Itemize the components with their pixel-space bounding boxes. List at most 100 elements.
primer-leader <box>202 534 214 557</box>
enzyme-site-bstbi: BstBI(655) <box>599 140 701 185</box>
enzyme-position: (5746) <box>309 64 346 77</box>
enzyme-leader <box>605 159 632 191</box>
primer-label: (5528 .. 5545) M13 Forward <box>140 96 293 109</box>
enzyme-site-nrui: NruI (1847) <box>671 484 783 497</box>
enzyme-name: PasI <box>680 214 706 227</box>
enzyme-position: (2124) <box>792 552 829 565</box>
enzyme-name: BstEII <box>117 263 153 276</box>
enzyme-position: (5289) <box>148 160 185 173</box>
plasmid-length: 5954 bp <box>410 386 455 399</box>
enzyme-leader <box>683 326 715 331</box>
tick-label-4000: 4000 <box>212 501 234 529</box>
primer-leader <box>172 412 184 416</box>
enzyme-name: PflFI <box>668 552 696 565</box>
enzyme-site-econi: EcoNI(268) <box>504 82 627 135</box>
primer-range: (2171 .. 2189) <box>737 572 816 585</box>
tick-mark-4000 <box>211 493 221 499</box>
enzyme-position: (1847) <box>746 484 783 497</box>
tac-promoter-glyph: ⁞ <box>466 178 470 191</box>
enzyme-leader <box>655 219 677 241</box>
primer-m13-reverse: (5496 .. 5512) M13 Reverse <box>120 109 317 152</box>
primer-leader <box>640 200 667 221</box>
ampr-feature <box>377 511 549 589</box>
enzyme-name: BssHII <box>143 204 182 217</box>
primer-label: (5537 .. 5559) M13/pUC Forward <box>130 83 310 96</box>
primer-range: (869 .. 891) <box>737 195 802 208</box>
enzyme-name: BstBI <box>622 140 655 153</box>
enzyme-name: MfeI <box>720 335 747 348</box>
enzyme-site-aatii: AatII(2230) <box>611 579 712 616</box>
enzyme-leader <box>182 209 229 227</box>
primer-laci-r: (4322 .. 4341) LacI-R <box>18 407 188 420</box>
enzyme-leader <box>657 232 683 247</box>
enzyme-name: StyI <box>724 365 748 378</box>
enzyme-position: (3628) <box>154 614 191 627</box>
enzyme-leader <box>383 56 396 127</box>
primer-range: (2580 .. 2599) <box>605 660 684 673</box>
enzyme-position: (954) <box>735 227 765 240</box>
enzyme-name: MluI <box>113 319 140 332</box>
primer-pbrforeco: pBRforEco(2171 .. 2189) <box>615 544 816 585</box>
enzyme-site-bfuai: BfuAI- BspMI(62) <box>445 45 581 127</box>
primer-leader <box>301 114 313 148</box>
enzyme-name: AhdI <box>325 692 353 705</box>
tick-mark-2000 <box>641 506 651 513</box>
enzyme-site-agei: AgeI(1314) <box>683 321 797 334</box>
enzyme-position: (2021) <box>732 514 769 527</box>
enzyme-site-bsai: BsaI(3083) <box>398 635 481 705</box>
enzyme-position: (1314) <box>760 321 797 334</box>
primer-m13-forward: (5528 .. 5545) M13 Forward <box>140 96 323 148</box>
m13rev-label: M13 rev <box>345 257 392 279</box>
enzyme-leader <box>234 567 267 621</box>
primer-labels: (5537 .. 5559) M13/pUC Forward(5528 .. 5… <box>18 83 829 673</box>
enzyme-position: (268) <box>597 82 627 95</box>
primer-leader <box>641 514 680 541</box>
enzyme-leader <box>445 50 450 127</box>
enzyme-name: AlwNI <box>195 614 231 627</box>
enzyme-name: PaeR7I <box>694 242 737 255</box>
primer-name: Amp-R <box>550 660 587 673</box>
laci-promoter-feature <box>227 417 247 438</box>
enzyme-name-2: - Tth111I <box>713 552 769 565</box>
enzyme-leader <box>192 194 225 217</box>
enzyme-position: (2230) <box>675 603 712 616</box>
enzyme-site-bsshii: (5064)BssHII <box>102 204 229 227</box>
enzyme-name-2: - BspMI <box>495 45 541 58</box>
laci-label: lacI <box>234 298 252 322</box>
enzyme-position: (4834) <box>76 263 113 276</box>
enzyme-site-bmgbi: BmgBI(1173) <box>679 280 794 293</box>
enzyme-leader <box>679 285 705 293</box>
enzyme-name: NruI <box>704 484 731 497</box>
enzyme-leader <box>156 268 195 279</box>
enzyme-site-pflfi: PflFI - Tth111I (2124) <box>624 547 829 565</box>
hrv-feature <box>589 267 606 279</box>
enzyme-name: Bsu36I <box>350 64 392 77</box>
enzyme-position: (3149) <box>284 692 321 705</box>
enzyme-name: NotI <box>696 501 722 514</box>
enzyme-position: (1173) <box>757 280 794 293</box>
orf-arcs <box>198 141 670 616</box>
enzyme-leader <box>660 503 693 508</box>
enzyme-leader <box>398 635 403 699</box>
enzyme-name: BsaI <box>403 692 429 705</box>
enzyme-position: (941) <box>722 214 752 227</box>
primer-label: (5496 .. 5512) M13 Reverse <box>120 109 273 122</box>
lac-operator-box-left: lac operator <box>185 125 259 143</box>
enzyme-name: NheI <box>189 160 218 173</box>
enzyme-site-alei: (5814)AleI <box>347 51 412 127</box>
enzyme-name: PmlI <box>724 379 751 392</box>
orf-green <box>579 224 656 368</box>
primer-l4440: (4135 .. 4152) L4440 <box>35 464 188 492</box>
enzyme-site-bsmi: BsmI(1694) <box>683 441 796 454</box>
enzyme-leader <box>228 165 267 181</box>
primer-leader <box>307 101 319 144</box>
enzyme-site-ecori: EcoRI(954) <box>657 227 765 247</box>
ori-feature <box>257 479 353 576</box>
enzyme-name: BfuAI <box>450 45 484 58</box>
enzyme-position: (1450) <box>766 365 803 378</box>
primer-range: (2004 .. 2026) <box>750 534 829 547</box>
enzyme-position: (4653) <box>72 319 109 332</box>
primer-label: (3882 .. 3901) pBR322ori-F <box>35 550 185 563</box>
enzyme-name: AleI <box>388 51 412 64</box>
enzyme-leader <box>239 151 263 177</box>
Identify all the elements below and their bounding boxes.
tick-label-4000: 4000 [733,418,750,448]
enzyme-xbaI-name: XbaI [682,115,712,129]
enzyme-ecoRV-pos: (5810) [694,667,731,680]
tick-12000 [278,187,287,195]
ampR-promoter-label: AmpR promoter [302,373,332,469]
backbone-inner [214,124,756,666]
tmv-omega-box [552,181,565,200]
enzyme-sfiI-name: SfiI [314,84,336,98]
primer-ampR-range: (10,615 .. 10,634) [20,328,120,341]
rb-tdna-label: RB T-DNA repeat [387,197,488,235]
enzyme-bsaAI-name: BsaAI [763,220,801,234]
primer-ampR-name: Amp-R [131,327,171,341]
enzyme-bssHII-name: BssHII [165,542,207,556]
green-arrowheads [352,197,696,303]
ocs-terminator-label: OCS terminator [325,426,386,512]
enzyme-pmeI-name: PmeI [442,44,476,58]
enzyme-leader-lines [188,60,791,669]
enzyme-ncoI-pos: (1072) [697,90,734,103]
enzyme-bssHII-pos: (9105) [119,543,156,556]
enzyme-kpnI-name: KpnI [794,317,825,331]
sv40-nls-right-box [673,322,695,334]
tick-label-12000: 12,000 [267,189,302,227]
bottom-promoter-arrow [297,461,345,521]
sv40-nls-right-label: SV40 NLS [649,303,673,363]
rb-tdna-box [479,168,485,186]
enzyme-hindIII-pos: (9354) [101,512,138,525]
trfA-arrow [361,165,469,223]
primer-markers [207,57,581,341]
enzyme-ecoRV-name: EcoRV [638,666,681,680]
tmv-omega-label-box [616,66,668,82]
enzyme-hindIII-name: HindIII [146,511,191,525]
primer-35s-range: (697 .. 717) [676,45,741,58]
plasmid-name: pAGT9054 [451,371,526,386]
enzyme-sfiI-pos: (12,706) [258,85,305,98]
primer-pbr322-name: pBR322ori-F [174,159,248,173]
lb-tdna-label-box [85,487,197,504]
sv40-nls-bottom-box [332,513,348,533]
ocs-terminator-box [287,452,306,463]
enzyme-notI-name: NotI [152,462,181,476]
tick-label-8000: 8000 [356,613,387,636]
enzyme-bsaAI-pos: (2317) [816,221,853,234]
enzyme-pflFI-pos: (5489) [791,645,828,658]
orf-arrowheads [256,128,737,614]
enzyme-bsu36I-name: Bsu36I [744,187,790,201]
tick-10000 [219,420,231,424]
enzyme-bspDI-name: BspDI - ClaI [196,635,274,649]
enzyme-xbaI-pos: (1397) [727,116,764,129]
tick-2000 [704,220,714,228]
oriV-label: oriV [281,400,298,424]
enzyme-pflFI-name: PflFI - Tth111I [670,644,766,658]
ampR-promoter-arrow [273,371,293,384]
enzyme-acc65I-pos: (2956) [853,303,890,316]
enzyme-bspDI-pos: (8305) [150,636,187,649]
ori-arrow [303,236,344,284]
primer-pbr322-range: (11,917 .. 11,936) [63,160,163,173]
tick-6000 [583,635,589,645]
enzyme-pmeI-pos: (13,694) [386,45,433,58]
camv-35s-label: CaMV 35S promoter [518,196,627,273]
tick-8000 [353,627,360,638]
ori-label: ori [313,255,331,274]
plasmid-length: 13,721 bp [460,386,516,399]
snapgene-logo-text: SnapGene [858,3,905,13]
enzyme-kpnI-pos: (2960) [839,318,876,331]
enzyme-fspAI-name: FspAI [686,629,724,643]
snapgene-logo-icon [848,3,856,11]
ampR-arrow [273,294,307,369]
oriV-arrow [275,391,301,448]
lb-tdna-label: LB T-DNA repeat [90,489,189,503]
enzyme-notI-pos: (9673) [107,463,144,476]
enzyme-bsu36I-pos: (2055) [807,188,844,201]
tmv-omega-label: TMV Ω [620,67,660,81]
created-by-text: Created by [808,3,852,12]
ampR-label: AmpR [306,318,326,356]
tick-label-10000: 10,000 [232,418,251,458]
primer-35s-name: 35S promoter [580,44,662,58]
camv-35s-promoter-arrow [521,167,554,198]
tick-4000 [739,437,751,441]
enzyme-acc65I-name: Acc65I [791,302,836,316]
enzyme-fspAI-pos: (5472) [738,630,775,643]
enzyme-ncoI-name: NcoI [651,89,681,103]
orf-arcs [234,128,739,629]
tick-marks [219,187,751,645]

::::::

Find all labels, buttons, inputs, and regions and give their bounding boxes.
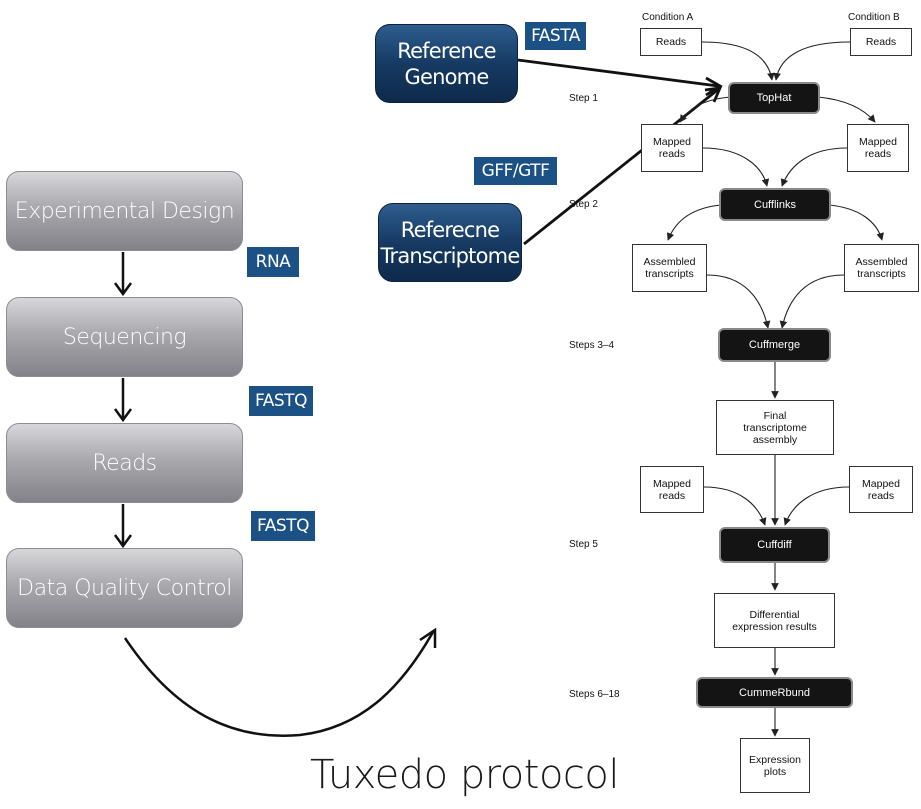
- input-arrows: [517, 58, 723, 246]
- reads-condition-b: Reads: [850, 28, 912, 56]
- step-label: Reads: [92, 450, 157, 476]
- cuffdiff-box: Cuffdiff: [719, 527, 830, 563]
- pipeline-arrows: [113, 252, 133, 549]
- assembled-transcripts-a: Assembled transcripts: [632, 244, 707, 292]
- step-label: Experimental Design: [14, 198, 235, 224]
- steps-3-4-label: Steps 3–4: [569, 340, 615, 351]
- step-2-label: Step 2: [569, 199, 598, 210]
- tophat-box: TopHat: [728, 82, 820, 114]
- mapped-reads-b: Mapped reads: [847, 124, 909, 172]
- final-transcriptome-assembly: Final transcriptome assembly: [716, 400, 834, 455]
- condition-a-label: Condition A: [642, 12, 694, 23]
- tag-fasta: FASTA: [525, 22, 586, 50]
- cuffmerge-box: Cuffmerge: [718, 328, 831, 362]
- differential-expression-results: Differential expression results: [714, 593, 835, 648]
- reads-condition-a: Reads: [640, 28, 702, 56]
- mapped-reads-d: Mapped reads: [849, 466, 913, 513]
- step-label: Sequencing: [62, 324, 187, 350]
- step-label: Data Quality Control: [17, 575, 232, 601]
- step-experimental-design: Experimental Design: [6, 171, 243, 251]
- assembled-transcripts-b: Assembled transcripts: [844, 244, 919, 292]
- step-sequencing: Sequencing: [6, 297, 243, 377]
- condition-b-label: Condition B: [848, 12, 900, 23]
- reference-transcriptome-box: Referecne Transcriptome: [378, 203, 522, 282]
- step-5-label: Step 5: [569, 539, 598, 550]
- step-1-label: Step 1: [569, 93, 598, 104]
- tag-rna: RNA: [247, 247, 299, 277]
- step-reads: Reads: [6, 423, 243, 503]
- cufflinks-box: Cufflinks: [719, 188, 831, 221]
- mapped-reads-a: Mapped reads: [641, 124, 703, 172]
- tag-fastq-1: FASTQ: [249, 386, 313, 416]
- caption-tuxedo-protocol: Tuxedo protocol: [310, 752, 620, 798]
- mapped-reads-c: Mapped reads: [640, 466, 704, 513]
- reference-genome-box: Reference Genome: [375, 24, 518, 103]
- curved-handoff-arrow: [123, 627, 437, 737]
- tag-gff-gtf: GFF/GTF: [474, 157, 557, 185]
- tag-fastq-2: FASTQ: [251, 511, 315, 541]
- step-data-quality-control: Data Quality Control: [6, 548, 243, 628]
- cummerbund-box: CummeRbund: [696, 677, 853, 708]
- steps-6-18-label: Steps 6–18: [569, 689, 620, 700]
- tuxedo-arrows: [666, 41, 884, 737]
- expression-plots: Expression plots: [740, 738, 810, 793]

::::::

In the records above, collect each line with "tuxedo".

Response area:
- caption-tuxedo-protocol: Tuxedo protocol: [310, 752, 620, 798]
- tuxedo-arrows: [666, 41, 884, 737]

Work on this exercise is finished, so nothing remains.